◆ Goal
Copy every row below word for word, leaving out the pictures.

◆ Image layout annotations
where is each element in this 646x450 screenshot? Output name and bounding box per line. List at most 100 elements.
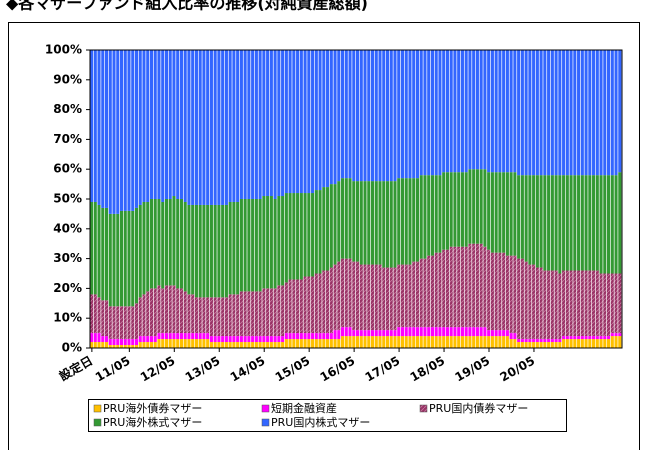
- bar-segment: [292, 50, 296, 194]
- bar-segment: [427, 175, 431, 256]
- legend-swatch: [261, 418, 270, 427]
- bar-segment: [232, 50, 236, 202]
- bar-segment: [434, 50, 438, 176]
- bar-segment: [408, 327, 412, 337]
- bar-segment: [573, 175, 577, 271]
- bar-segment: [93, 333, 97, 343]
- bar-segment: [146, 50, 150, 202]
- bar-segment: [419, 175, 423, 259]
- bar-segment: [430, 336, 435, 348]
- bar-segment: [90, 294, 94, 334]
- bar-segment: [607, 339, 611, 348]
- bar-segment: [161, 333, 165, 340]
- bar-segment: [352, 50, 356, 182]
- bar-segment: [314, 50, 318, 191]
- bar-segment: [610, 50, 614, 176]
- bar-segment: [423, 327, 427, 337]
- bar-segment: [292, 339, 296, 348]
- bar-segment: [513, 255, 517, 334]
- bar-segment: [123, 50, 127, 211]
- bar-segment: [116, 213, 120, 307]
- bar-segment: [149, 336, 154, 343]
- bar-segment: [254, 342, 258, 348]
- bar-segment: [123, 210, 127, 307]
- bar-segment: [333, 50, 337, 185]
- bar-segment: [588, 336, 592, 340]
- bar-segment: [303, 339, 307, 348]
- bar-segment: [400, 178, 405, 265]
- bar-segment: [269, 196, 273, 289]
- bar-segment: [359, 264, 363, 331]
- bar-segment: [475, 336, 479, 348]
- bar-segment: [172, 339, 176, 348]
- bar-segment: [168, 339, 172, 348]
- bar-segment: [326, 339, 330, 348]
- bar-segment: [243, 199, 247, 292]
- bar-segment: [112, 339, 116, 346]
- bar-segment: [569, 50, 573, 176]
- bar-segment: [104, 207, 109, 301]
- bar-segment: [333, 330, 337, 340]
- bar-segment: [550, 50, 554, 176]
- bar-segment: [419, 336, 423, 348]
- bar-segment: [595, 336, 599, 340]
- bar-segment: [363, 330, 367, 337]
- bar-segment: [333, 339, 337, 348]
- bar-segment: [247, 50, 251, 199]
- bar-segment: [236, 294, 240, 337]
- bar-segment: [614, 175, 618, 274]
- bar-segment: [153, 50, 157, 199]
- bar-segment: [374, 336, 378, 348]
- bar-segment: [206, 50, 210, 205]
- bar-segment: [236, 342, 240, 348]
- bar-segment: [206, 339, 210, 348]
- bar-segment: [149, 342, 154, 348]
- bar-segment: [610, 333, 614, 337]
- bar-segment: [434, 175, 438, 253]
- bar-segment: [142, 201, 146, 295]
- frame: [8, 22, 640, 450]
- bar-segment: [213, 50, 217, 205]
- bar-segment: [284, 193, 288, 283]
- bar-segment: [134, 50, 139, 208]
- bar-segment: [266, 288, 270, 337]
- y-tick-label: 80%: [53, 102, 82, 116]
- bar-segment: [269, 50, 273, 197]
- bar-segment: [412, 336, 416, 348]
- bar-segment: [393, 267, 397, 331]
- bar-segment: [187, 50, 191, 205]
- bar-segment: [532, 50, 536, 176]
- bar-segment: [307, 276, 311, 334]
- bar-segment: [161, 339, 165, 348]
- bar-segment: [378, 330, 382, 337]
- bar-segment: [228, 336, 232, 343]
- bar-segment: [311, 333, 315, 340]
- bar-segment: [449, 50, 453, 173]
- bar-segment: [273, 336, 277, 343]
- bar-segment: [262, 50, 266, 197]
- bar-segment: [348, 258, 352, 328]
- bar-segment: [468, 243, 472, 328]
- bar-segment: [314, 339, 318, 348]
- bar-segment: [543, 270, 547, 340]
- bar-segment: [183, 291, 187, 334]
- bar-segment: [153, 342, 157, 348]
- bar-segment: [288, 333, 292, 340]
- bar-segment: [472, 243, 476, 328]
- bar-segment: [243, 336, 247, 343]
- bar-segment: [243, 342, 247, 348]
- bar-segment: [292, 279, 296, 334]
- x-tick-label: 18/05: [408, 354, 448, 385]
- bar-segment: [430, 327, 435, 337]
- bar-segment: [427, 50, 431, 176]
- bar-segment: [558, 342, 562, 348]
- bar-segment: [457, 50, 461, 173]
- bar-segment: [397, 336, 401, 348]
- bar-segment: [419, 50, 423, 176]
- bar-segment: [577, 336, 581, 340]
- bar-segment: [127, 210, 131, 307]
- bar-segment: [176, 199, 180, 289]
- bar-segment: [595, 270, 599, 337]
- bar-segment: [614, 273, 618, 334]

◆ Written answer
where is each element in this 646x450 screenshot? Output name and bounding box per line. List at most 100 elements.
- bar-segment: [292, 50, 296, 194]
- bar-segment: [427, 175, 431, 256]
- legend-swatch: [261, 418, 270, 427]
- bar-segment: [232, 50, 236, 202]
- bar-segment: [434, 50, 438, 176]
- bar-segment: [408, 327, 412, 337]
- bar-segment: [573, 175, 577, 271]
- bar-segment: [93, 333, 97, 343]
- bar-segment: [146, 50, 150, 202]
- bar-segment: [419, 175, 423, 259]
- bar-segment: [430, 336, 435, 348]
- bar-segment: [90, 294, 94, 334]
- bar-segment: [607, 339, 611, 348]
- bar-segment: [161, 333, 165, 340]
- bar-segment: [352, 50, 356, 182]
- bar-segment: [314, 50, 318, 191]
- bar-segment: [610, 50, 614, 176]
- bar-segment: [423, 327, 427, 337]
- bar-segment: [292, 339, 296, 348]
- bar-segment: [513, 255, 517, 334]
- bar-segment: [123, 50, 127, 211]
- bar-segment: [116, 213, 120, 307]
- bar-segment: [149, 336, 154, 343]
- bar-segment: [254, 342, 258, 348]
- bar-segment: [123, 210, 127, 307]
- bar-segment: [333, 50, 337, 185]
- bar-segment: [588, 336, 592, 340]
- bar-segment: [303, 339, 307, 348]
- bar-segment: [400, 178, 405, 265]
- bar-segment: [269, 196, 273, 289]
- bar-segment: [359, 264, 363, 331]
- bar-segment: [475, 336, 479, 348]
- bar-segment: [172, 339, 176, 348]
- bar-segment: [168, 339, 172, 348]
- bar-segment: [326, 339, 330, 348]
- bar-segment: [243, 199, 247, 292]
- bar-segment: [112, 339, 116, 346]
- bar-segment: [569, 50, 573, 176]
- bar-segment: [104, 207, 109, 301]
- bar-segment: [333, 330, 337, 340]
- bar-segment: [550, 50, 554, 176]
- bar-segment: [419, 336, 423, 348]
- bar-segment: [595, 336, 599, 340]
- bar-segment: [363, 330, 367, 337]
- bar-segment: [333, 339, 337, 348]
- bar-segment: [247, 50, 251, 199]
- bar-segment: [236, 294, 240, 337]
- bar-segment: [614, 175, 618, 274]
- bar-segment: [153, 50, 157, 199]
- bar-segment: [374, 336, 378, 348]
- bar-segment: [206, 50, 210, 205]
- bar-segment: [236, 342, 240, 348]
- bar-segment: [206, 339, 210, 348]
- bar-segment: [149, 342, 154, 348]
- bar-segment: [610, 333, 614, 337]
- bar-segment: [434, 175, 438, 253]
- bar-segment: [142, 201, 146, 295]
- frame: [8, 22, 640, 450]
- bar-segment: [213, 50, 217, 205]
- bar-segment: [284, 193, 288, 283]
- bar-segment: [134, 50, 139, 208]
- bar-segment: [266, 288, 270, 337]
- y-tick-label: 80%: [53, 102, 82, 116]
- bar-segment: [269, 50, 273, 197]
- bar-segment: [412, 336, 416, 348]
- bar-segment: [393, 267, 397, 331]
- bar-segment: [187, 50, 191, 205]
- bar-segment: [532, 50, 536, 176]
- bar-segment: [307, 276, 311, 334]
- bar-segment: [161, 339, 165, 348]
- bar-segment: [378, 330, 382, 337]
- bar-segment: [228, 336, 232, 343]
- bar-segment: [311, 333, 315, 340]
- bar-segment: [449, 50, 453, 173]
- bar-segment: [273, 336, 277, 343]
- bar-segment: [262, 50, 266, 197]
- bar-segment: [348, 258, 352, 328]
- bar-segment: [468, 243, 472, 328]
- bar-segment: [314, 339, 318, 348]
- bar-segment: [543, 270, 547, 340]
- bar-segment: [183, 291, 187, 334]
- bar-segment: [153, 342, 157, 348]
- bar-segment: [288, 333, 292, 340]
- bar-segment: [472, 243, 476, 328]
- bar-segment: [243, 336, 247, 343]
- bar-segment: [243, 342, 247, 348]
- bar-segment: [292, 279, 296, 334]
- x-tick-label: 18/05: [408, 354, 448, 385]
- bar-segment: [430, 327, 435, 337]
- bar-segment: [427, 50, 431, 176]
- bar-segment: [558, 342, 562, 348]
- bar-segment: [457, 50, 461, 173]
- bar-segment: [397, 336, 401, 348]
- bar-segment: [419, 50, 423, 176]
- bar-segment: [577, 336, 581, 340]
- bar-segment: [127, 210, 131, 307]
- bar-segment: [176, 199, 180, 289]
- bar-segment: [595, 270, 599, 337]
- bar-segment: [614, 273, 618, 334]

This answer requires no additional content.